═════ EXERCISE MATERIAL

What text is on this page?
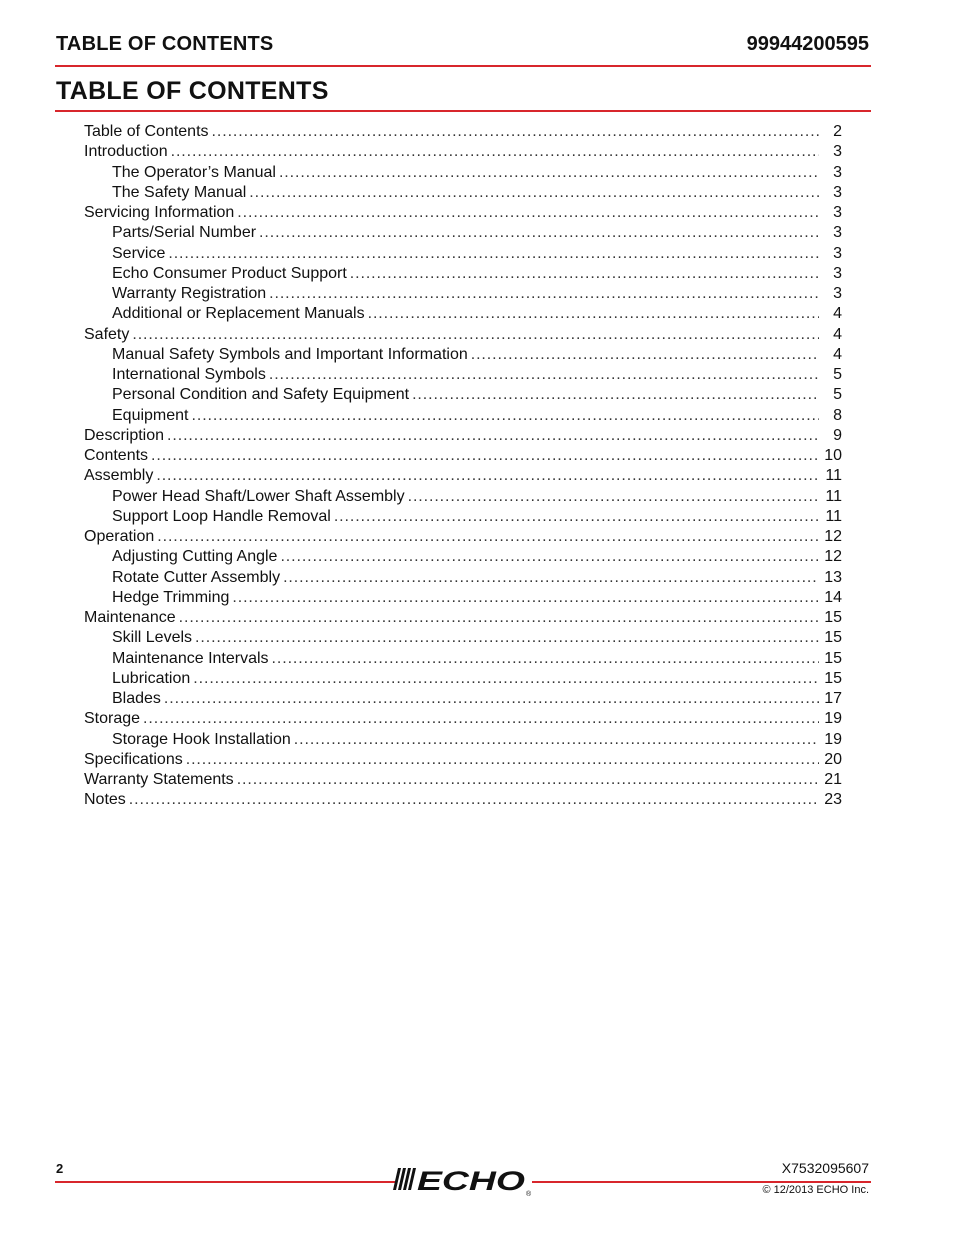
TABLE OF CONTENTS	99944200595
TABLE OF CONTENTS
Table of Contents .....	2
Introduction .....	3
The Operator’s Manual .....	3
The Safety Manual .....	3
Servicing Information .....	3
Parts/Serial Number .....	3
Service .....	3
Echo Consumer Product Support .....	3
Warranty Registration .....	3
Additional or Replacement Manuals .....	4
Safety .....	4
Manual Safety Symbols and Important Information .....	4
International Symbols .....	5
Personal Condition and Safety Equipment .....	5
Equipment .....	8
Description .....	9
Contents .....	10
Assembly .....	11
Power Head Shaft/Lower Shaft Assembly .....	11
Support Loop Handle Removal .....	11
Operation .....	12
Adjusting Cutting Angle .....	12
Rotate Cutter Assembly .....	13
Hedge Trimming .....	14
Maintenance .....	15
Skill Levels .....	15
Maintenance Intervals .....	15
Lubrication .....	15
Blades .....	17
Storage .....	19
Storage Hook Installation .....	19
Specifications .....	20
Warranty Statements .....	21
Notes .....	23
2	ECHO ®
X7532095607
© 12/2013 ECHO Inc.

══════════
═════ EXERCISE MATERIAL

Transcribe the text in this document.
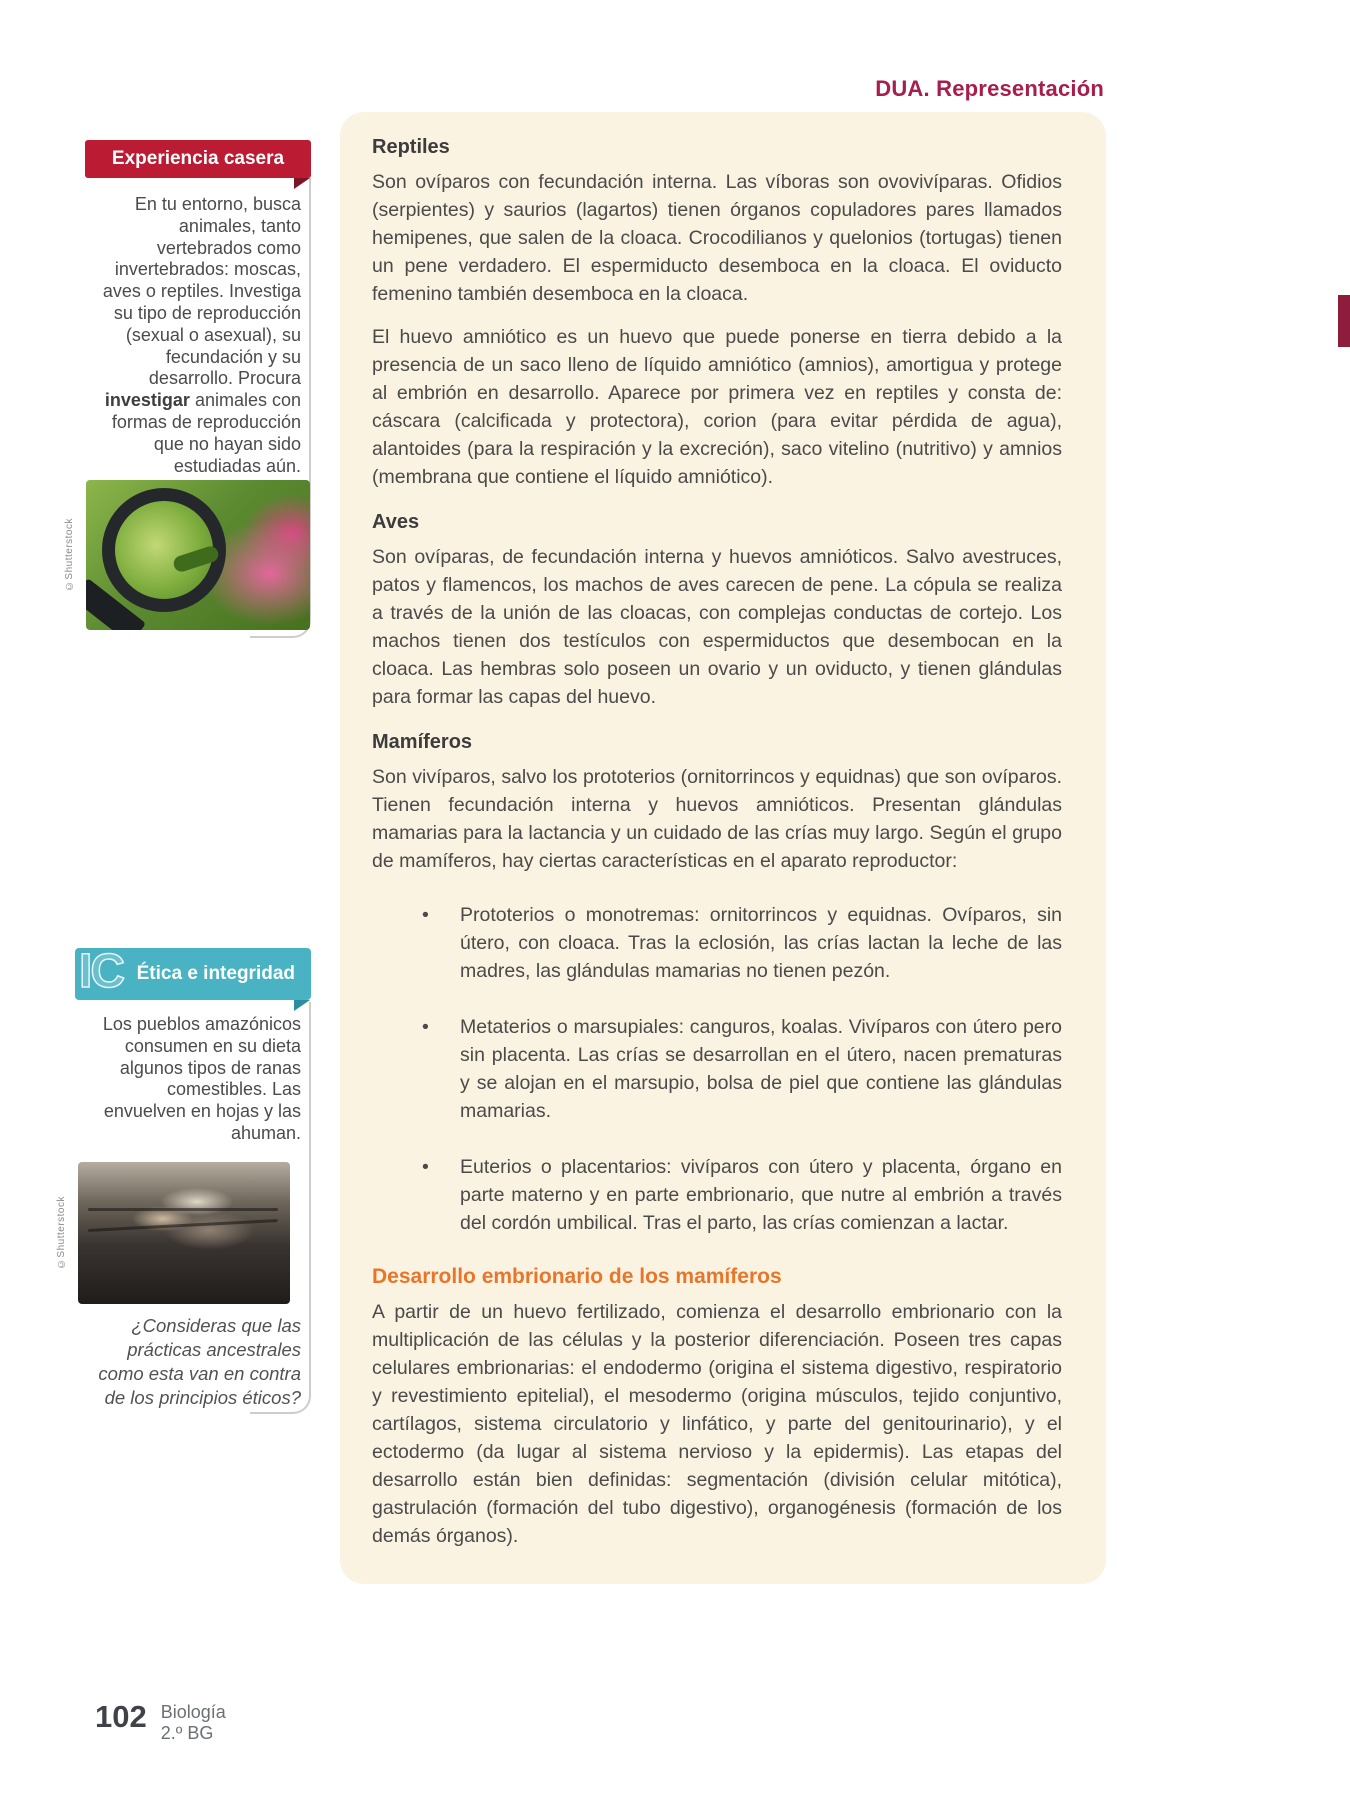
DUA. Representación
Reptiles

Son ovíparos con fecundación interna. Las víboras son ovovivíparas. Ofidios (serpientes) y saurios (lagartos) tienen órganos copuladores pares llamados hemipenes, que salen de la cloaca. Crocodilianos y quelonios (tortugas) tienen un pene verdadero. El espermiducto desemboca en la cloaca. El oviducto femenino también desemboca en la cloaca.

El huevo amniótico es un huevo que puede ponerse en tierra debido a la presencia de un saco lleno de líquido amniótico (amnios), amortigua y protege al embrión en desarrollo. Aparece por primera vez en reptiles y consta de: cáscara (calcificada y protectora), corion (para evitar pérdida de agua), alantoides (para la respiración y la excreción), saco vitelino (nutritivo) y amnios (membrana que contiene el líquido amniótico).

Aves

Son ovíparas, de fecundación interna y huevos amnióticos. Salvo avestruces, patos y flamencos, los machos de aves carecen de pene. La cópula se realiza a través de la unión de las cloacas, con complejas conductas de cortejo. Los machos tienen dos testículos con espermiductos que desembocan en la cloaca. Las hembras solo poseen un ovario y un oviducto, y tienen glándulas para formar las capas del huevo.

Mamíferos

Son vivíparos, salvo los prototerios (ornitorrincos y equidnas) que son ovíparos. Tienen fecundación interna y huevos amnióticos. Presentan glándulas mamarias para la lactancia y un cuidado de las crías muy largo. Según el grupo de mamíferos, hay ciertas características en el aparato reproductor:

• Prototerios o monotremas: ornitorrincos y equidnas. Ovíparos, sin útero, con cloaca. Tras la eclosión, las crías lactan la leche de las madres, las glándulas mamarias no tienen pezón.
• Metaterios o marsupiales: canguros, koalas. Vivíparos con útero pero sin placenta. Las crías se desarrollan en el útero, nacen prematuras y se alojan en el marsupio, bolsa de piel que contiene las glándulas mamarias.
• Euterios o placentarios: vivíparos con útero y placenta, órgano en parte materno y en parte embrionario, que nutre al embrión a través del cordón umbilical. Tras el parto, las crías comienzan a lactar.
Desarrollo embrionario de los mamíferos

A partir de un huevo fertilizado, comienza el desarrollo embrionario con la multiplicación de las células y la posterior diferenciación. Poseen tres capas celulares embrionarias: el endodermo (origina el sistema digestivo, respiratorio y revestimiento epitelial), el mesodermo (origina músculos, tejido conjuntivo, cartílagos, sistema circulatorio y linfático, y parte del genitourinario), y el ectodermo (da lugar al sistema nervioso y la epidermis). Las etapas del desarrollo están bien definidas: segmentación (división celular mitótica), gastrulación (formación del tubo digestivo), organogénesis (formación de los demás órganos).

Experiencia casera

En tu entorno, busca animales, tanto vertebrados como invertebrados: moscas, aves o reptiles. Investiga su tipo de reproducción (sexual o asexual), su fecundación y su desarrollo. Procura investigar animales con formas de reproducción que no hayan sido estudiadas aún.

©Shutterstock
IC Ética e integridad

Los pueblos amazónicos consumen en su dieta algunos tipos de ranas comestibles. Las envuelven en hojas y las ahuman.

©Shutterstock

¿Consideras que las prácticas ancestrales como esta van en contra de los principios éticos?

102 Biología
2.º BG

══════════
═════ EXERCISE MATERIAL

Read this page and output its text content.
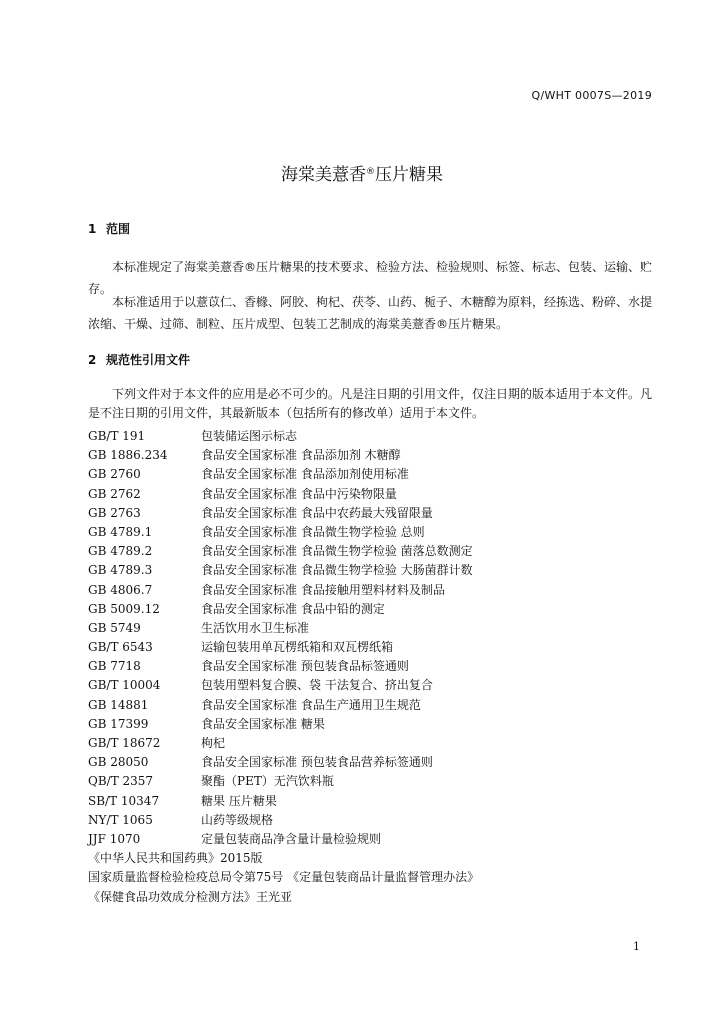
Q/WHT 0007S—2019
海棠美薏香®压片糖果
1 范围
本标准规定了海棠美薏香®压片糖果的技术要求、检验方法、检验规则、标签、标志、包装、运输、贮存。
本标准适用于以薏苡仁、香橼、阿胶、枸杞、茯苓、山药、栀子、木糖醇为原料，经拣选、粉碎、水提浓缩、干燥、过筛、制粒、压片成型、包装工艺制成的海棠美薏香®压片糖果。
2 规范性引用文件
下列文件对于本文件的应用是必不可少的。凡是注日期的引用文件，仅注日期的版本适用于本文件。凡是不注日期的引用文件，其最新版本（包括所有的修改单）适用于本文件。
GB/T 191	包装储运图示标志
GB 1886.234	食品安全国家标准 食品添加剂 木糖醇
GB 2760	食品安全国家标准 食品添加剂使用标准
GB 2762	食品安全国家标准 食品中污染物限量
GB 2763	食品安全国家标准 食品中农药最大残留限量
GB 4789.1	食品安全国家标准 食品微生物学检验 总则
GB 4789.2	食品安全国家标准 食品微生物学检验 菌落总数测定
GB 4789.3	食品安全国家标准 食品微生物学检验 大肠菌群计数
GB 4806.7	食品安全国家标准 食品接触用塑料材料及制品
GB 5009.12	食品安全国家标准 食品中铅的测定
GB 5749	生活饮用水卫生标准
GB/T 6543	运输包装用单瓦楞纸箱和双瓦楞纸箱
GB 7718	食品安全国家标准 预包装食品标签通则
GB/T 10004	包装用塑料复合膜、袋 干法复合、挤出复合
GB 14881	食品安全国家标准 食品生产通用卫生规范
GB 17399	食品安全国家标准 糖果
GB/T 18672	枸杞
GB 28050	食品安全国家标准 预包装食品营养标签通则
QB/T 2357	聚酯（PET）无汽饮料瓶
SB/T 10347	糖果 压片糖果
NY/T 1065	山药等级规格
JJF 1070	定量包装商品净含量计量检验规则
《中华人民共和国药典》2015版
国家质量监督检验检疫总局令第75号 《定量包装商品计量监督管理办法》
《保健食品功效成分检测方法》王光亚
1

══════════

→ AIM
Check the data for the word "Equipment" and pull out the lines that have it.

→ FINAL ANSWER
Personal Condition and Safety Equipment .....	5
Equipment .....	8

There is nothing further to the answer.